### DATA PROVIDED ###

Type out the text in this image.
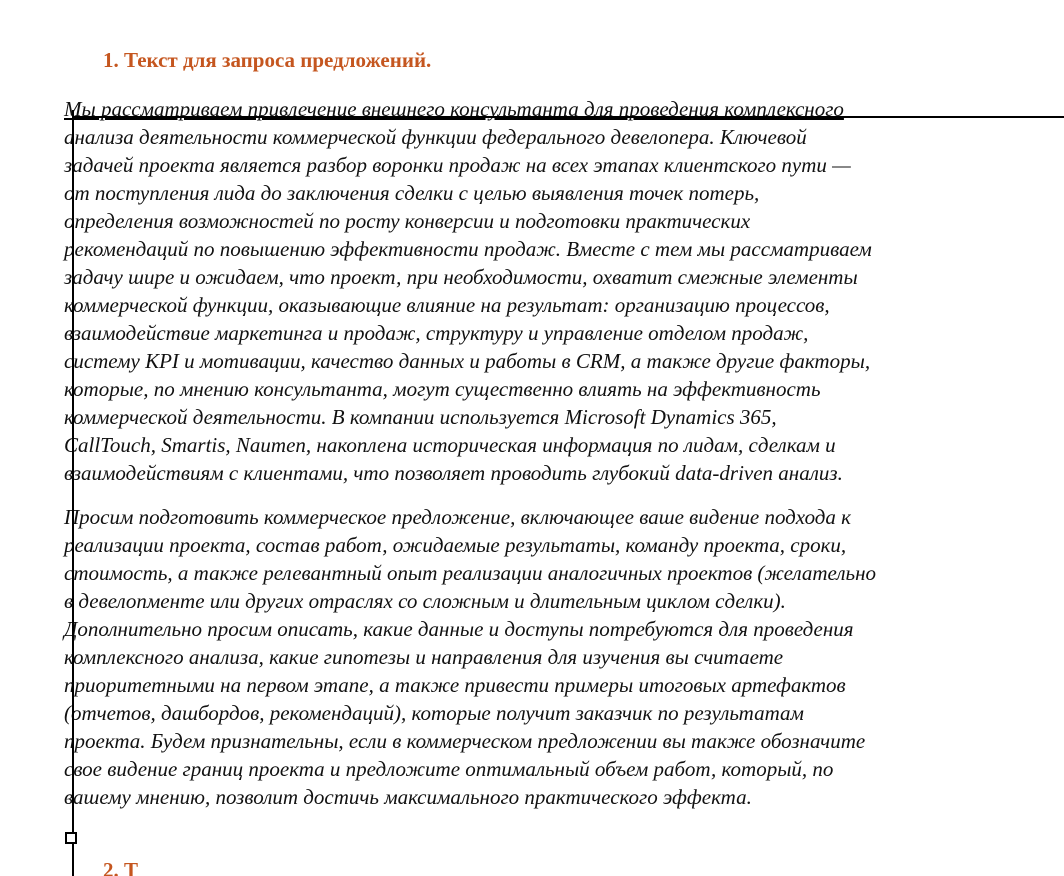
1. Текст для запроса предложений.
Мы рассматриваем привлечение внешнего консультанта для проведения комплексного
анализа деятельности коммерческой функции федерального девелопера. Ключевой
задачей проекта является разбор воронки продаж на всех этапах клиентского пути —
от поступления лида до заключения сделки с целью выявления точек потерь,
определения возможностей по росту конверсии и подготовки практических
рекомендаций по повышению эффективности продаж. Вместе с тем мы рассматриваем
задачу шире и ожидаем, что проект, при необходимости, охватит смежные элементы
коммерческой функции, оказывающие влияние на результат: организацию процессов,
взаимодействие маркетинга и продаж, структуру и управление отделом продаж,
систему KPI и мотивации, качество данных и работы в CRM, а также другие факторы,
которые, по мнению консультанта, могут существенно влиять на эффективность
коммерческой деятельности. В компании используется Microsoft Dynamics 365,
CallTouch, Smartis, Naumen, накоплена историческая информация по лидам, сделкам и
взаимодействиям с клиентами, что позволяет проводить глубокий data-driven анализ.
Просим подготовить коммерческое предложение, включающее ваше видение подхода к
реализации проекта, состав работ, ожидаемые результаты, команду проекта, сроки,
стоимость, а также релевантный опыт реализации аналогичных проектов (желательно
в девелопменте или других отраслях со сложным и длительным циклом сделки).
Дополнительно просим описать, какие данные и доступы потребуются для проведения
комплексного анализа, какие гипотезы и направления для изучения вы считаете
приоритетными на первом этапе, а также привести примеры итоговых артефактов
(отчетов, дашбордов, рекомендаций), которые получит заказчик по результатам
проекта. Будем признательны, если в коммерческом предложении вы также обозначите
свое видение границ проекта и предложите оптимальный объем работ, который, по
вашему мнению, позволит достичь максимального практического эффекта.
2. Т
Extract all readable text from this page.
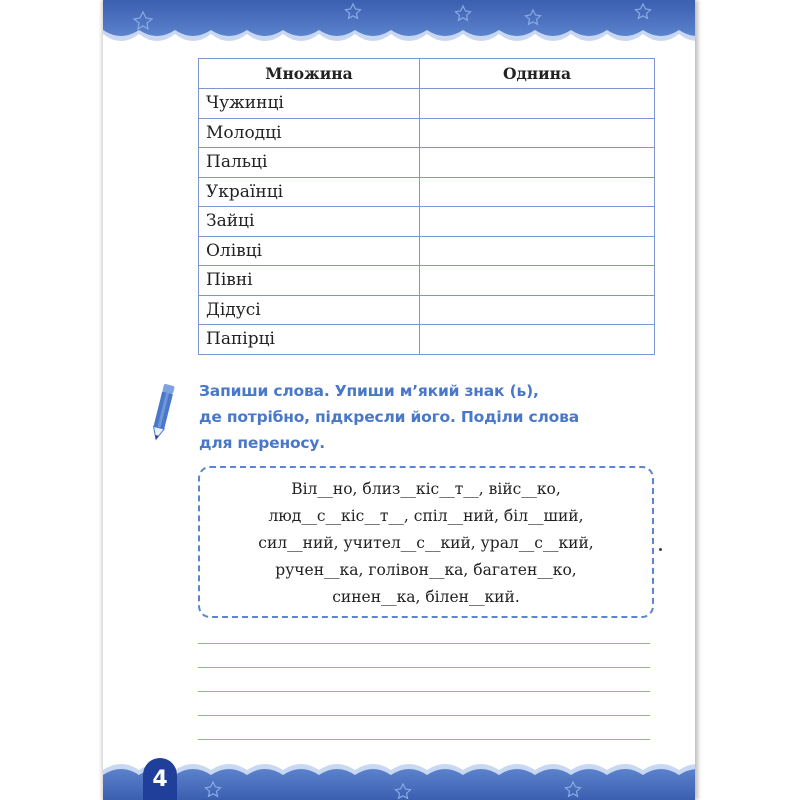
Множина	Однина
Чужинці	
Молодці	
Пальці	
Українці	
Зайці	
Олівці	
Півні	
Дідусі	
Папірці	
Запиши слова. Упиши м’який знак (ь),
де потрібно, підкресли його. Поділи слова
для переносу.
Віл__но, близ__кіс__т__, війс__ко,
люд__с__кіс__т__, спіл__ний, біл__ший,
сил__ний, учител__с__кий, урал__с__кий,
ручен__ка, голівон__ка, багатен__ко,
синен__ка, білен__кий.
4
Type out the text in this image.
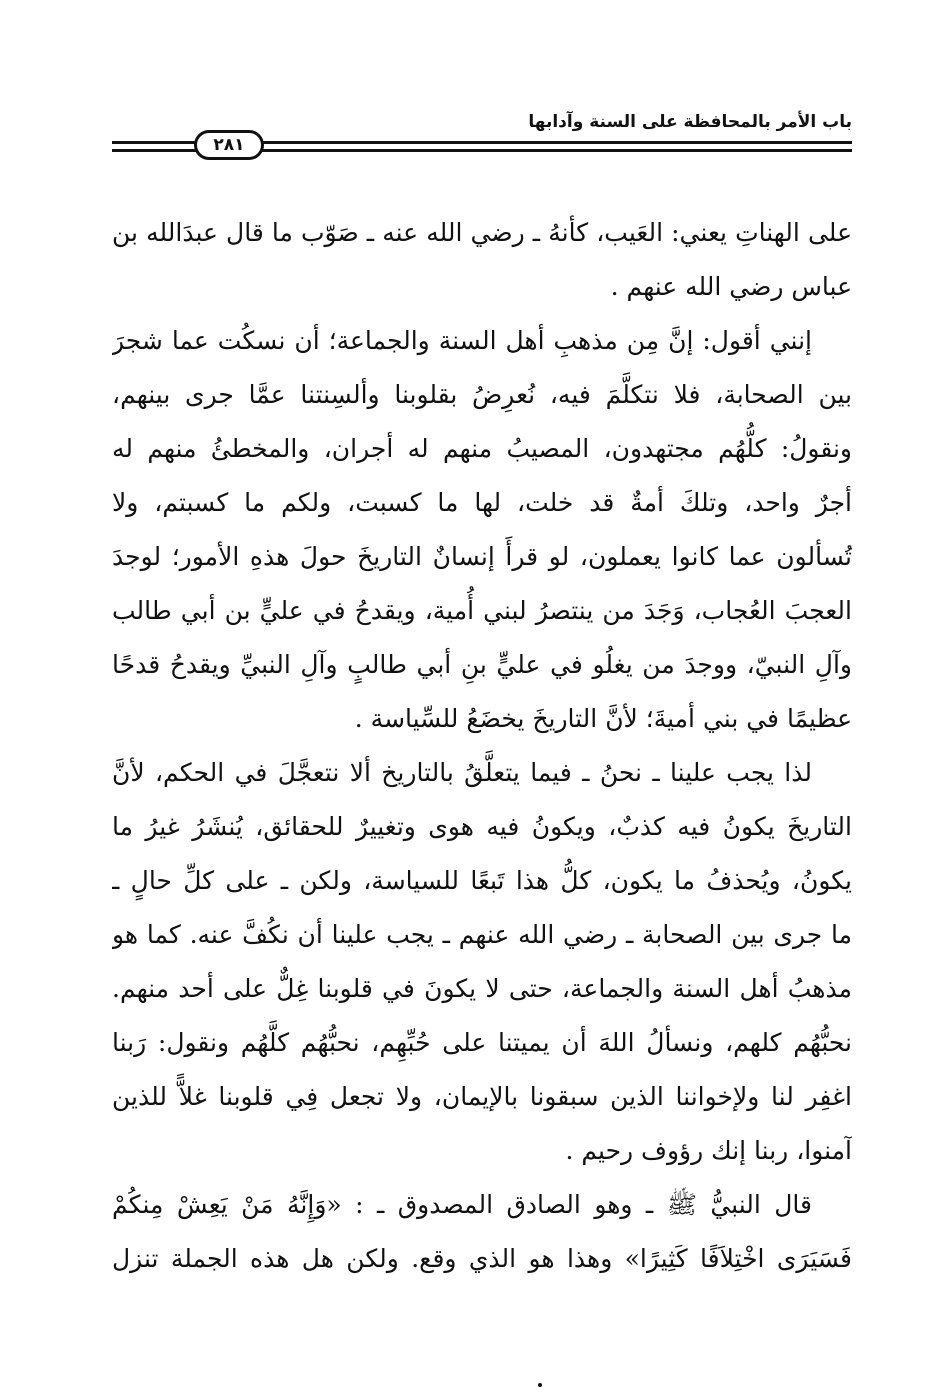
باب الأمر بالمحافظة على السنة وآدابها
٢٨١
على الهناتِ يعني: العَيب، كأنهُ ـ رضي الله عنه ـ صَوّب ما قال عبدَالله بن
عباس رضي الله عنهم .
إنني أقول: إنَّ مِن مذهبِ أهل السنة والجماعة؛ أن نسكُت عما شجرَ
بين الصحابة، فلا نتكلَّمَ فيه، نُعرِضُ بقلوبنا وألسِنتنا عمَّا جرى بينهم،
ونقولُ: كلُّهُم مجتهدون، المصيبُ منهم له أجران، والمخطئُ منهم له
أجرٌ واحد، وتلكَ أمةٌ قد خلت، لها ما كسبت، ولكم ما كسبتم، ولا
تُسألون عما كانوا يعملون، لو قرأَ إنسانٌ التاريخَ حولَ هذهِ الأمور؛ لوجدَ
العجبَ العُجاب، وَجَدَ من ينتصرُ لبني أُمية، ويقدحُ في عليٍّ بن أبي طالب
وآلِ النبيّ، ووجدَ من يغلُو في عليٍّ بنِ أبي طالبٍ وآلِ النبيِّ ويقدحُ قدحًا
عظيمًا في بني أميةَ؛ لأنَّ التاريخَ يخضَعُ للسِّياسة .
لذا يجب علينا ـ نحنُ ـ فيما يتعلَّقُ بالتاريخ ألا نتعجَّلَ في الحكم، لأنَّ
التاريخَ يكونُ فيه كذبٌ، ويكونُ فيه هوى وتغييرٌ للحقائق، يُنشَرُ غيرُ ما
يكونُ، ويُحذفُ ما يكون، كلُّ هذا تَبعًا للسياسة، ولكن ـ على كلِّ حالٍ ـ
ما جرى بين الصحابة ـ رضي الله عنهم ـ يجب علينا أن نكُفَّ عنه. كما هو
مذهبُ أهل السنة والجماعة، حتى لا يكونَ في قلوبنا غِلٌّ على أحد منهم.
نحبُّهُم كلهم، ونسألُ اللهَ أن يميتنا على حُبِّهِم، نحبُّهُم كلَّهُم ونقول: رَبنا
اغفِر لنا ولإخواننا الذين سبقونا بالإيمان، ولا تجعل فِي قلوبنا غلاًّ للذين
آمنوا، ربنا إنك رؤوف رحيم .
قال النبيُّ ﷺ ـ وهو الصادق المصدوق ـ : «وَإِنَّهُ مَنْ يَعِشْ مِنكُمْ
فَسَيَرَى اخْتِلاَفًا كَثِيرًا» وهذا هو الذي وقع. ولكن هل هذه الجملة تنزل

###

» **PROBLEM DESCRIPTION**: Select the lines from the entries that include the word "منهم".

» **TASK ANSWER**:
ونقولُ: كلُّهُم مجتهدون، المصيبُ منهم له أجران، والمخطئُ منهم له
مذهبُ أهل السنة والجماعة، حتى لا يكونَ في قلوبنا غِلٌّ على أحد منهم.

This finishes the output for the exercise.